Begin
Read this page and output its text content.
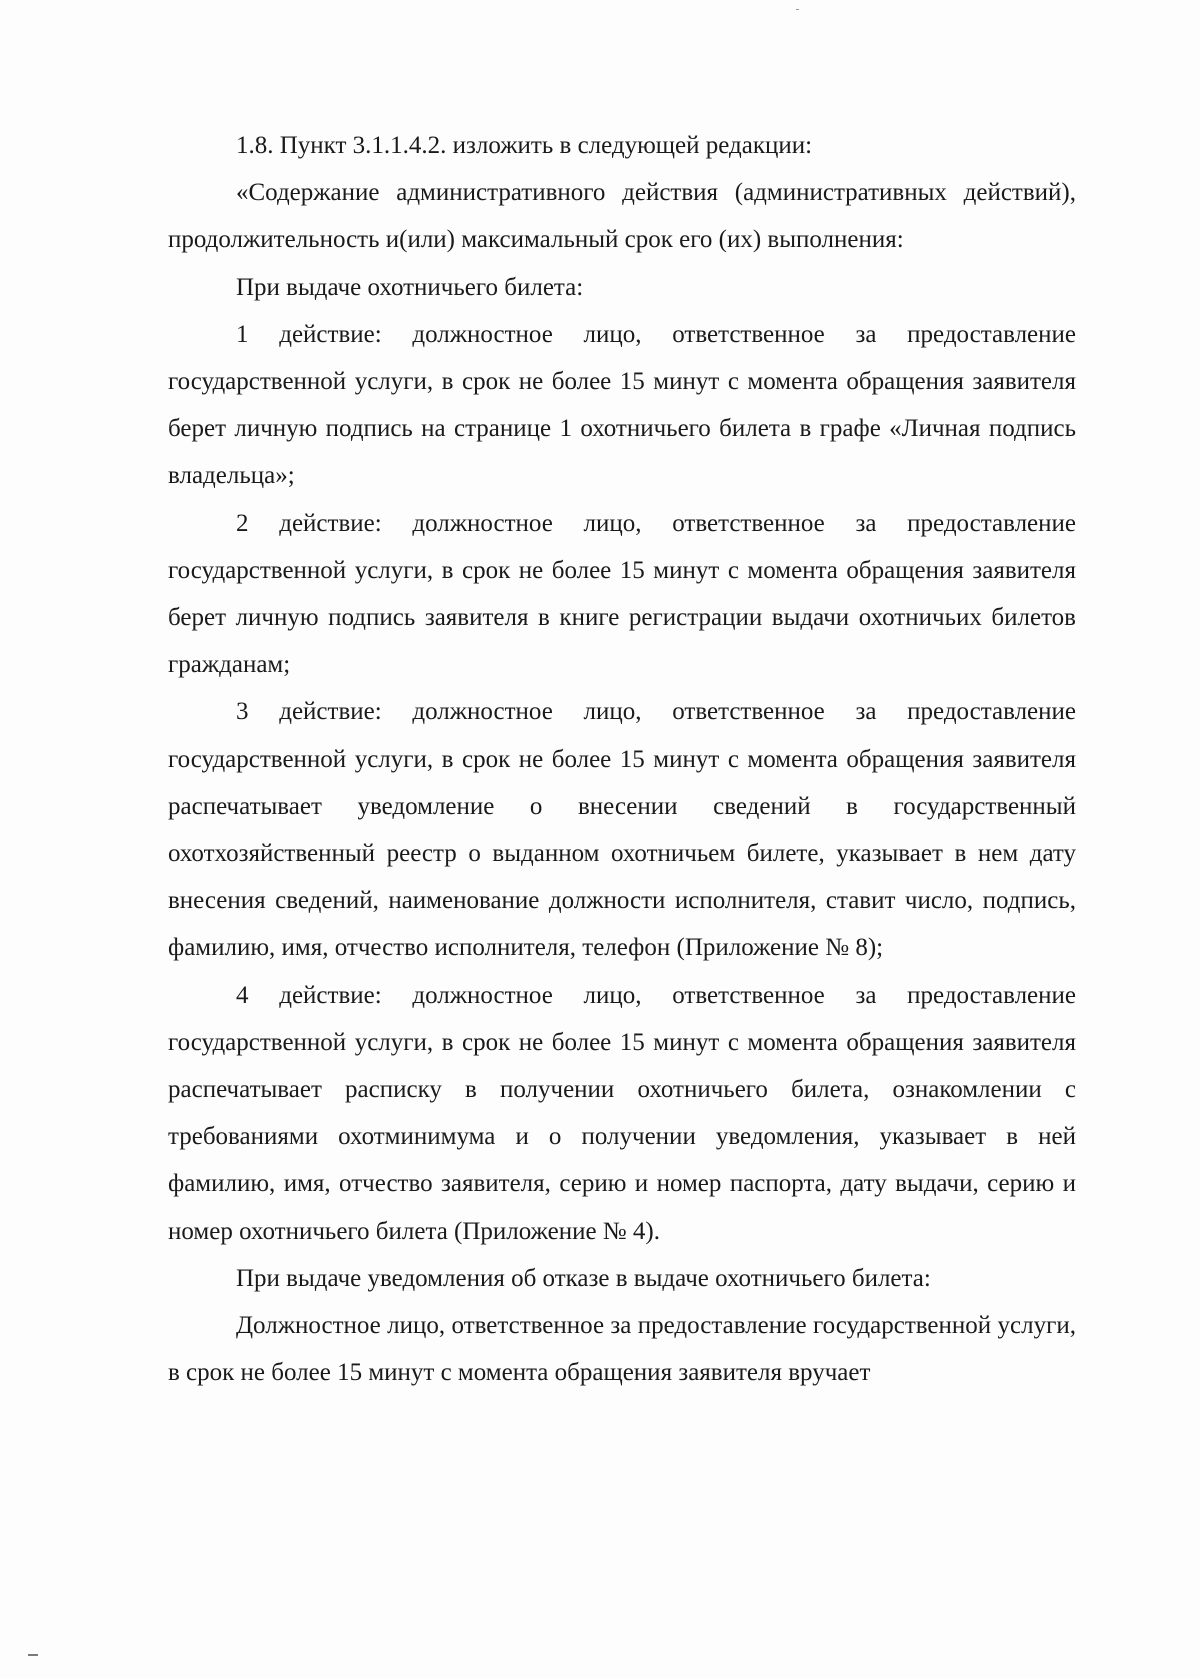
1.8. Пункт 3.1.1.4.2. изложить в следующей редакции:

«Содержание административного действия (административных действий), продолжительность и(или) максимальный срок его (их) выполнения:

При выдаче охотничьего билета:

1 действие: должностное лицо, ответственное за предоставление государственной услуги, в срок не более 15 минут с момента обращения заявителя берет личную подпись на странице 1 охотничьего билета в графе «Личная подпись владельца»;

2 действие: должностное лицо, ответственное за предоставление государственной услуги, в срок не более 15 минут с момента обращения заявителя берет личную подпись заявителя в книге регистрации выдачи охотничьих билетов гражданам;

3 действие: должностное лицо, ответственное за предоставление государственной услуги, в срок не более 15 минут с момента обращения заявителя распечатывает уведомление о внесении сведений в государственный охотхозяйственный реестр о выданном охотничьем билете, указывает в нем дату внесения сведений, наименование должности исполнителя, ставит число, подпись, фамилию, имя, отчество исполнителя, телефон (Приложение № 8);

4 действие: должностное лицо, ответственное за предоставление государственной услуги, в срок не более 15 минут с момента обращения заявителя распечатывает расписку в получении охотничьего билета, ознакомлении с требованиями охотминимума и о получении уведомления, указывает в ней фамилию, имя, отчество заявителя, серию и номер паспорта, дату выдачи, серию и номер охотничьего билета (Приложение № 4).

При выдаче уведомления об отказе в выдаче охотничьего билета:

Должностное лицо, ответственное за предоставление государственной услуги, в срок не более 15 минут с момента обращения заявителя вручает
End
• _WHAT IS BEING ASKED_:
Transcribe all of the material exactly, leaving out whatever pictures it contains.

• _WRITTEN RESPONSE_:
Read this page and output its text content.
1.8. Пункт 3.1.1.4.2. изложить в следующей редакции:

«Содержание административного действия (административных действий), продолжительность и(или) максимальный срок его (их) выполнения:

При выдаче охотничьего билета:

1 действие: должностное лицо, ответственное за предоставление государственной услуги, в срок не более 15 минут с момента обращения заявителя берет личную подпись на странице 1 охотничьего билета в графе «Личная подпись владельца»;

2 действие: должностное лицо, ответственное за предоставление государственной услуги, в срок не более 15 минут с момента обращения заявителя берет личную подпись заявителя в книге регистрации выдачи охотничьих билетов гражданам;

3 действие: должностное лицо, ответственное за предоставление государственной услуги, в срок не более 15 минут с момента обращения заявителя распечатывает уведомление о внесении сведений в государственный охотхозяйственный реестр о выданном охотничьем билете, указывает в нем дату внесения сведений, наименование должности исполнителя, ставит число, подпись, фамилию, имя, отчество исполнителя, телефон (Приложение № 8);

4 действие: должностное лицо, ответственное за предоставление государственной услуги, в срок не более 15 минут с момента обращения заявителя распечатывает расписку в получении охотничьего билета, ознакомлении с требованиями охотминимума и о получении уведомления, указывает в ней фамилию, имя, отчество заявителя, серию и номер паспорта, дату выдачи, серию и номер охотничьего билета (Приложение № 4).

При выдаче уведомления об отказе в выдаче охотничьего билета:

Должностное лицо, ответственное за предоставление государственной услуги, в срок не более 15 минут с момента обращения заявителя вручает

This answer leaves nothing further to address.